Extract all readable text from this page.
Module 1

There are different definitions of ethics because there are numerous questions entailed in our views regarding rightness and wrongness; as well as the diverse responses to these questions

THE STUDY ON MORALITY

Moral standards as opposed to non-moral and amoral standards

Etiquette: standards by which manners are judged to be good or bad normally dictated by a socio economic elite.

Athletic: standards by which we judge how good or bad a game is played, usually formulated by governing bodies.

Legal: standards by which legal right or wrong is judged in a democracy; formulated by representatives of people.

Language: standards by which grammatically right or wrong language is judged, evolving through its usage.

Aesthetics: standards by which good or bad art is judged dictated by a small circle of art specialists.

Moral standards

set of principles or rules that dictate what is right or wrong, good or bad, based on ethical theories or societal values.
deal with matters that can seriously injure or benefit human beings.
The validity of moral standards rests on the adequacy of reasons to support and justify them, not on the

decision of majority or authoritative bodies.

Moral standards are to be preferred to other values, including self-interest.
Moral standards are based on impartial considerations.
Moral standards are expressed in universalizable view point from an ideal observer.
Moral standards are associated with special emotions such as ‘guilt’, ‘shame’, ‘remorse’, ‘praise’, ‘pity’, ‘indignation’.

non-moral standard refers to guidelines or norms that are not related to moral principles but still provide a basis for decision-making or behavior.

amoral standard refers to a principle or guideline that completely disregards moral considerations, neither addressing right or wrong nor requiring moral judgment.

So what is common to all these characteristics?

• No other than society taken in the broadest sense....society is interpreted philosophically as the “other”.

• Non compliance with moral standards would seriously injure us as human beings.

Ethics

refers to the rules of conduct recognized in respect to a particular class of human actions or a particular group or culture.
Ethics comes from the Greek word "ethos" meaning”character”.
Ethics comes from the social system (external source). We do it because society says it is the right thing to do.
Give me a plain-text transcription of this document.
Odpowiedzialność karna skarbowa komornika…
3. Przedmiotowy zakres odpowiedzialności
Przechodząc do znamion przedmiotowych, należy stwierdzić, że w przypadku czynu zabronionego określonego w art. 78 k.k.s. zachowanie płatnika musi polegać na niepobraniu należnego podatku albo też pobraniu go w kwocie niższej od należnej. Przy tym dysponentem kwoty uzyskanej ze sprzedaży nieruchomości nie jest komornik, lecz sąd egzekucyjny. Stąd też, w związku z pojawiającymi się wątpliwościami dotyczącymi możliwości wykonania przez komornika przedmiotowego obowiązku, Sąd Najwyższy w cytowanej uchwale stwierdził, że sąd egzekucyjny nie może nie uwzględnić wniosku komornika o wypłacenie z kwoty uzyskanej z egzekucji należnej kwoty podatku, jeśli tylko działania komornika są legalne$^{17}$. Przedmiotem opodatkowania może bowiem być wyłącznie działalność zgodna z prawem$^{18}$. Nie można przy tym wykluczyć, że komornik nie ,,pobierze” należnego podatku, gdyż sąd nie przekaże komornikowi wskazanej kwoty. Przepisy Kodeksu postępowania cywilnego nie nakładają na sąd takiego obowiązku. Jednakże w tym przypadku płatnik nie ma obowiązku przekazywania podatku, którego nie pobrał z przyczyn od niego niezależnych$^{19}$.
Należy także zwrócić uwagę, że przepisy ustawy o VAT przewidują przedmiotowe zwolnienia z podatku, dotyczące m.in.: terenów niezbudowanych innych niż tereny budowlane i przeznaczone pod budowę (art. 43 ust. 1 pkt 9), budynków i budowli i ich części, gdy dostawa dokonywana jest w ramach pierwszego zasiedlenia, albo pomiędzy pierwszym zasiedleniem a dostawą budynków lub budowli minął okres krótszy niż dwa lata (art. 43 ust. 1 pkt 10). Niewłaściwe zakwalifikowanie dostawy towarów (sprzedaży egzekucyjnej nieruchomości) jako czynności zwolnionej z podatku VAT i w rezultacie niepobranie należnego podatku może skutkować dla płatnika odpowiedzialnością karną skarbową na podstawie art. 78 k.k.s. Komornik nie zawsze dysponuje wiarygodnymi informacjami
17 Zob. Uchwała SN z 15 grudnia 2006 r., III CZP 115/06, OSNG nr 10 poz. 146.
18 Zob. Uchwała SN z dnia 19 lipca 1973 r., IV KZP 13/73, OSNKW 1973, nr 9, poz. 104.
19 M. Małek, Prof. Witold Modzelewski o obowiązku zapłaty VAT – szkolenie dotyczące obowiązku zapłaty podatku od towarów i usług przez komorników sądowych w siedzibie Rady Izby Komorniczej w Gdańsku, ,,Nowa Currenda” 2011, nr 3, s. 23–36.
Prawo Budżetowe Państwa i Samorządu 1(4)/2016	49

▶ Aim of the task
Show every line of the records above that contains the word "what".

▶ Response to this exercise
set of principles or rules that dictate what is right or wrong, good or bad, based on ethical theories or societal values.
So what is common to all these characteristics?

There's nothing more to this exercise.